**EXERCISE OBJECTIVE:** Skip the pictures and extract all of the lines exactly as written.

######

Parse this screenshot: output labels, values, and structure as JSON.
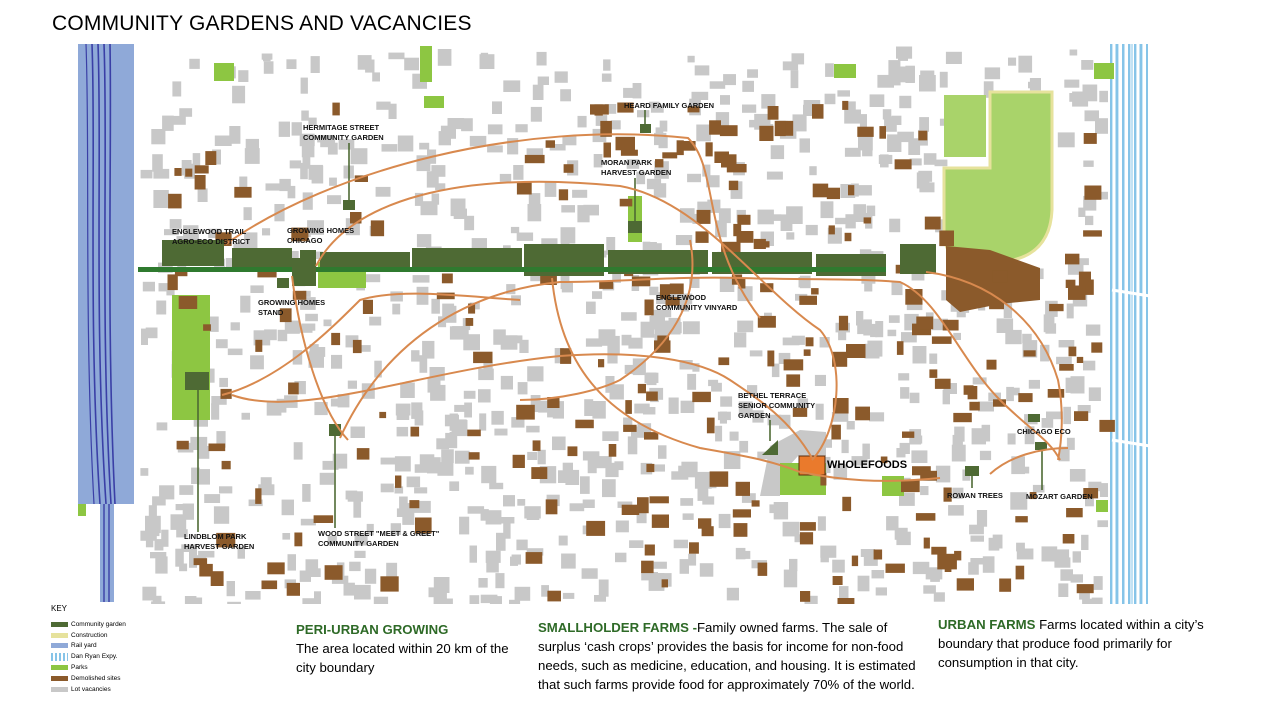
{
  "title": "COMMUNITY GARDENS AND VACANCIES",
  "colors": {
    "community_garden": "#4e6a34",
    "construction": "#e6e29c",
    "rail_yard": "#8fa9d8",
    "dan_ryan": "#86c4e8",
    "parks": "#8dc642",
    "demolished": "#8b5a2b",
    "vacancies": "#c8c8c8",
    "routes": "#d8894e",
    "wholefoods": "#ea7a2c",
    "trail": "#2f7a2f"
  },
  "map": {
    "labels": {
      "heard": "HEARD FAMILY GARDEN",
      "hermitage_1": "HERMITAGE STREET",
      "hermitage_2": "COMMUNITY GARDEN",
      "moran_1": "MORAN PARK",
      "moran_2": "HARVEST GARDEN",
      "englewood_trail_1": "ENGLEWOOD TRAIL",
      "englewood_trail_2": "AGRO-ECO DISTRICT",
      "growing_homes_1": "GROWING HOMES",
      "growing_homes_2": "CHICAGO",
      "stand_1": "GROWING HOMES",
      "stand_2": "STAND",
      "vinyard_1": "ENGLEWOOD",
      "vinyard_2": "COMMUNITY VINYARD",
      "bethel_1": "BETHEL TERRACE",
      "bethel_2": "SENIOR COMMUNITY",
      "bethel_3": "GARDEN",
      "chicago_eco": "CHICAGO ECO",
      "wholefoods": "WHOLEFOODS",
      "rowan": "ROWAN TREES",
      "mozart": "MOZART GARDEN",
      "lindblom_1": "LINDBLOM PARK",
      "lindblom_2": "HARVEST GARDEN",
      "wood_1": "WOOD STREET \"MEET & GREET\"",
      "wood_2": "COMMUNITY GARDEN"
    }
  },
  "key": {
    "title": "KEY",
    "items": [
      {
        "label": "Community garden",
        "color": "#4e6a34",
        "pattern": "solid"
      },
      {
        "label": "Construction",
        "color": "#e6e29c",
        "pattern": "solid"
      },
      {
        "label": "Rail yard",
        "color": "#8fa9d8",
        "pattern": "solid"
      },
      {
        "label": "Dan Ryan Expy.",
        "color": "#86c4e8",
        "pattern": "stripes"
      },
      {
        "label": "Parks",
        "color": "#8dc642",
        "pattern": "solid"
      },
      {
        "label": "Demolished sites",
        "color": "#8b5a2b",
        "pattern": "solid"
      },
      {
        "label": "Lot vacancies",
        "color": "#c8c8c8",
        "pattern": "solid"
      }
    ]
  },
  "descriptions": {
    "peri": {
      "heading": "PERI-URBAN GROWING",
      "body": "The area located within 20 km of the city boundary"
    },
    "smallholder": {
      "heading": "SMALLHOLDER FARMS -",
      "body": "Family owned farms. The sale of surplus ‘cash crops’ provides the basis for income for non-food needs, such as medicine, education, and housing. It is estimated that such farms provide food for approximately 70% of the world."
    },
    "urban": {
      "heading": "URBAN FARMS",
      "body": " Farms located within a city’s boundary that produce food primarily for consumption in that city."
    }
  }
}
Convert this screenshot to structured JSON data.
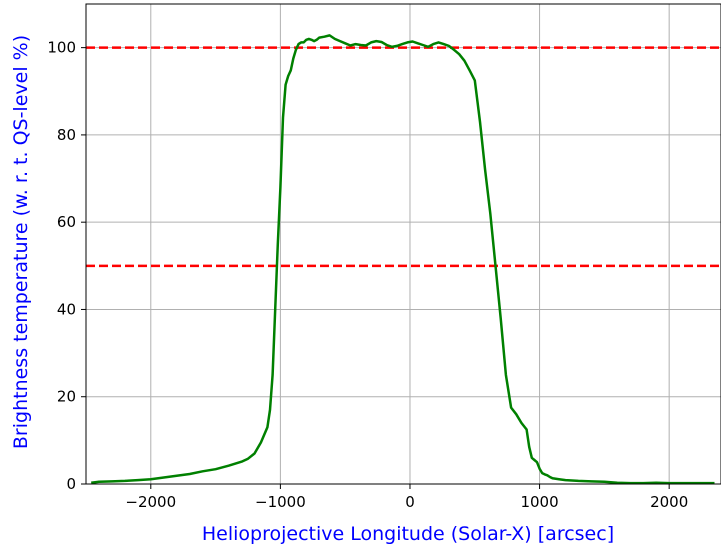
{
  "chart_data": {
    "type": "line",
    "title": "",
    "xlabel": "Helioprojective Longitude (Solar-X) [arcsec]",
    "ylabel": "Brightness temperature (w. r. t. QS-level %)",
    "xlim": [
      -2500,
      2400
    ],
    "ylim": [
      0,
      110
    ],
    "xticks": [
      -2000,
      -1000,
      0,
      1000,
      2000
    ],
    "xtick_labels": [
      "−2000",
      "−1000",
      "0",
      "1000",
      "2000"
    ],
    "yticks": [
      0,
      20,
      40,
      60,
      80,
      100
    ],
    "ytick_labels": [
      "0",
      "20",
      "40",
      "60",
      "80",
      "100"
    ],
    "grid": true,
    "label_color": "#0000ff",
    "reference_lines": [
      {
        "y": 100,
        "color": "#ff0000",
        "style": "dashed"
      },
      {
        "y": 50,
        "color": "#ff0000",
        "style": "dashed"
      }
    ],
    "series": [
      {
        "color": "#008000",
        "x": [
          -2460,
          -2400,
          -2300,
          -2200,
          -2100,
          -2000,
          -1900,
          -1800,
          -1700,
          -1600,
          -1500,
          -1400,
          -1300,
          -1250,
          -1200,
          -1150,
          -1100,
          -1080,
          -1060,
          -1040,
          -1020,
          -1000,
          -980,
          -960,
          -940,
          -920,
          -900,
          -880,
          -860,
          -840,
          -820,
          -800,
          -780,
          -760,
          -740,
          -720,
          -700,
          -660,
          -620,
          -580,
          -540,
          -500,
          -460,
          -420,
          -380,
          -340,
          -300,
          -260,
          -220,
          -180,
          -140,
          -100,
          -60,
          -20,
          20,
          60,
          100,
          140,
          180,
          220,
          260,
          300,
          340,
          380,
          420,
          460,
          500,
          540,
          580,
          620,
          660,
          700,
          740,
          780,
          820,
          860,
          900,
          920,
          940,
          960,
          980,
          1000,
          1020,
          1040,
          1060,
          1080,
          1100,
          1150,
          1200,
          1250,
          1300,
          1400,
          1500,
          1550,
          1600,
          1700,
          1800,
          1900,
          2000,
          2100,
          2200,
          2300,
          2350
        ],
        "y": [
          0.3,
          0.5,
          0.6,
          0.7,
          0.9,
          1.1,
          1.5,
          1.9,
          2.3,
          2.9,
          3.4,
          4.2,
          5.1,
          5.8,
          7.0,
          9.5,
          13.0,
          17.0,
          25.0,
          40.0,
          55.0,
          68.0,
          84.0,
          91.5,
          93.5,
          94.8,
          97.5,
          99.5,
          100.8,
          101.2,
          101.2,
          101.8,
          102.0,
          101.8,
          101.5,
          101.8,
          102.3,
          102.5,
          102.8,
          102.0,
          101.5,
          101.0,
          100.5,
          100.8,
          100.6,
          100.5,
          101.2,
          101.5,
          101.3,
          100.6,
          100.2,
          100.4,
          100.8,
          101.2,
          101.4,
          101.0,
          100.6,
          100.2,
          100.8,
          101.2,
          100.8,
          100.4,
          99.5,
          98.5,
          97.0,
          94.8,
          92.5,
          83.0,
          72.0,
          62.0,
          50.0,
          38.0,
          25.0,
          17.5,
          16.0,
          14.0,
          12.5,
          8.5,
          6.0,
          5.5,
          5.0,
          3.5,
          2.5,
          2.2,
          2.0,
          1.6,
          1.3,
          1.1,
          0.9,
          0.8,
          0.7,
          0.6,
          0.5,
          0.4,
          0.3,
          0.2,
          0.2,
          0.3,
          0.2,
          0.2,
          0.2,
          0.2,
          0.2
        ]
      }
    ]
  }
}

######

**OUTPUT OF THE EXERCISE:**
Parse this screenshot: output labels, values, and structure as JSON.
{
  "title": "COMMUNITY GARDENS AND VACANCIES",
  "colors": {
    "community_garden": "#4e6a34",
    "construction": "#e6e29c",
    "rail_yard": "#8fa9d8",
    "dan_ryan": "#86c4e8",
    "parks": "#8dc642",
    "demolished": "#8b5a2b",
    "vacancies": "#c8c8c8",
    "routes": "#d8894e",
    "wholefoods": "#ea7a2c",
    "trail": "#2f7a2f"
  },
  "map": {
    "labels": {
      "heard": "HEARD FAMILY GARDEN",
      "hermitage_1": "HERMITAGE STREET",
      "hermitage_2": "COMMUNITY GARDEN",
      "moran_1": "MORAN PARK",
      "moran_2": "HARVEST GARDEN",
      "englewood_trail_1": "ENGLEWOOD TRAIL",
      "englewood_trail_2": "AGRO-ECO DISTRICT",
      "growing_homes_1": "GROWING HOMES",
      "growing_homes_2": "CHICAGO",
      "stand_1": "GROWING HOMES",
      "stand_2": "STAND",
      "vinyard_1": "ENGLEWOOD",
      "vinyard_2": "COMMUNITY VINYARD",
      "bethel_1": "BETHEL TERRACE",
      "bethel_2": "SENIOR COMMUNITY",
      "bethel_3": "GARDEN",
      "chicago_eco": "CHICAGO ECO",
      "wholefoods": "WHOLEFOODS",
      "rowan": "ROWAN TREES",
      "mozart": "MOZART GARDEN",
      "lindblom_1": "LINDBLOM PARK",
      "lindblom_2": "HARVEST GARDEN",
      "wood_1": "WOOD STREET \"MEET & GREET\"",
      "wood_2": "COMMUNITY GARDEN"
    }
  },
  "key": {
    "title": "KEY",
    "items": [
      {
        "label": "Community garden",
        "color": "#4e6a34",
        "pattern": "solid"
      },
      {
        "label": "Construction",
        "color": "#e6e29c",
        "pattern": "solid"
      },
      {
        "label": "Rail yard",
        "color": "#8fa9d8",
        "pattern": "solid"
      },
      {
        "label": "Dan Ryan Expy.",
        "color": "#86c4e8",
        "pattern": "stripes"
      },
      {
        "label": "Parks",
        "color": "#8dc642",
        "pattern": "solid"
      },
      {
        "label": "Demolished sites",
        "color": "#8b5a2b",
        "pattern": "solid"
      },
      {
        "label": "Lot vacancies",
        "color": "#c8c8c8",
        "pattern": "solid"
      }
    ]
  },
  "descriptions": {
    "peri": {
      "heading": "PERI-URBAN GROWING",
      "body": "The area located within 20 km of the city boundary"
    },
    "smallholder": {
      "heading": "SMALLHOLDER FARMS -",
      "body": "Family owned farms. The sale of surplus ‘cash crops’ provides the basis for income for non-food needs, such as medicine, education, and housing. It is estimated that such farms provide food for approximately 70% of the world."
    },
    "urban": {
      "heading": "URBAN FARMS",
      "body": " Farms located within a city’s boundary that produce food primarily for consumption in that city."
    }
  }
}
Convert this screenshot to structured JSON data.
{
  "chart_data": {
    "type": "line",
    "title": "",
    "xlabel": "Helioprojective Longitude (Solar-X) [arcsec]",
    "ylabel": "Brightness temperature (w. r. t. QS-level %)",
    "xlim": [
      -2500,
      2400
    ],
    "ylim": [
      0,
      110
    ],
    "xticks": [
      -2000,
      -1000,
      0,
      1000,
      2000
    ],
    "xtick_labels": [
      "−2000",
      "−1000",
      "0",
      "1000",
      "2000"
    ],
    "yticks": [
      0,
      20,
      40,
      60,
      80,
      100
    ],
    "ytick_labels": [
      "0",
      "20",
      "40",
      "60",
      "80",
      "100"
    ],
    "grid": true,
    "label_color": "#0000ff",
    "reference_lines": [
      {
        "y": 100,
        "color": "#ff0000",
        "style": "dashed"
      },
      {
        "y": 50,
        "color": "#ff0000",
        "style": "dashed"
      }
    ],
    "series": [
      {
        "color": "#008000",
        "x": [
          -2460,
          -2400,
          -2300,
          -2200,
          -2100,
          -2000,
          -1900,
          -1800,
          -1700,
          -1600,
          -1500,
          -1400,
          -1300,
          -1250,
          -1200,
          -1150,
          -1100,
          -1080,
          -1060,
          -1040,
          -1020,
          -1000,
          -980,
          -960,
          -940,
          -920,
          -900,
          -880,
          -860,
          -840,
          -820,
          -800,
          -780,
          -760,
          -740,
          -720,
          -700,
          -660,
          -620,
          -580,
          -540,
          -500,
          -460,
          -420,
          -380,
          -340,
          -300,
          -260,
          -220,
          -180,
          -140,
          -100,
          -60,
          -20,
          20,
          60,
          100,
          140,
          180,
          220,
          260,
          300,
          340,
          380,
          420,
          460,
          500,
          540,
          580,
          620,
          660,
          700,
          740,
          780,
          820,
          860,
          900,
          920,
          940,
          960,
          980,
          1000,
          1020,
          1040,
          1060,
          1080,
          1100,
          1150,
          1200,
          1250,
          1300,
          1400,
          1500,
          1550,
          1600,
          1700,
          1800,
          1900,
          2000,
          2100,
          2200,
          2300,
          2350
        ],
        "y": [
          0.3,
          0.5,
          0.6,
          0.7,
          0.9,
          1.1,
          1.5,
          1.9,
          2.3,
          2.9,
          3.4,
          4.2,
          5.1,
          5.8,
          7.0,
          9.5,
          13.0,
          17.0,
          25.0,
          40.0,
          55.0,
          68.0,
          84.0,
          91.5,
          93.5,
          94.8,
          97.5,
          99.5,
          100.8,
          101.2,
          101.2,
          101.8,
          102.0,
          101.8,
          101.5,
          101.8,
          102.3,
          102.5,
          102.8,
          102.0,
          101.5,
          101.0,
          100.5,
          100.8,
          100.6,
          100.5,
          101.2,
          101.5,
          101.3,
          100.6,
          100.2,
          100.4,
          100.8,
          101.2,
          101.4,
          101.0,
          100.6,
          100.2,
          100.8,
          101.2,
          100.8,
          100.4,
          99.5,
          98.5,
          97.0,
          94.8,
          92.5,
          83.0,
          72.0,
          62.0,
          50.0,
          38.0,
          25.0,
          17.5,
          16.0,
          14.0,
          12.5,
          8.5,
          6.0,
          5.5,
          5.0,
          3.5,
          2.5,
          2.2,
          2.0,
          1.6,
          1.3,
          1.1,
          0.9,
          0.8,
          0.7,
          0.6,
          0.5,
          0.4,
          0.3,
          0.2,
          0.2,
          0.3,
          0.2,
          0.2,
          0.2,
          0.2,
          0.2
        ]
      }
    ]
  }
}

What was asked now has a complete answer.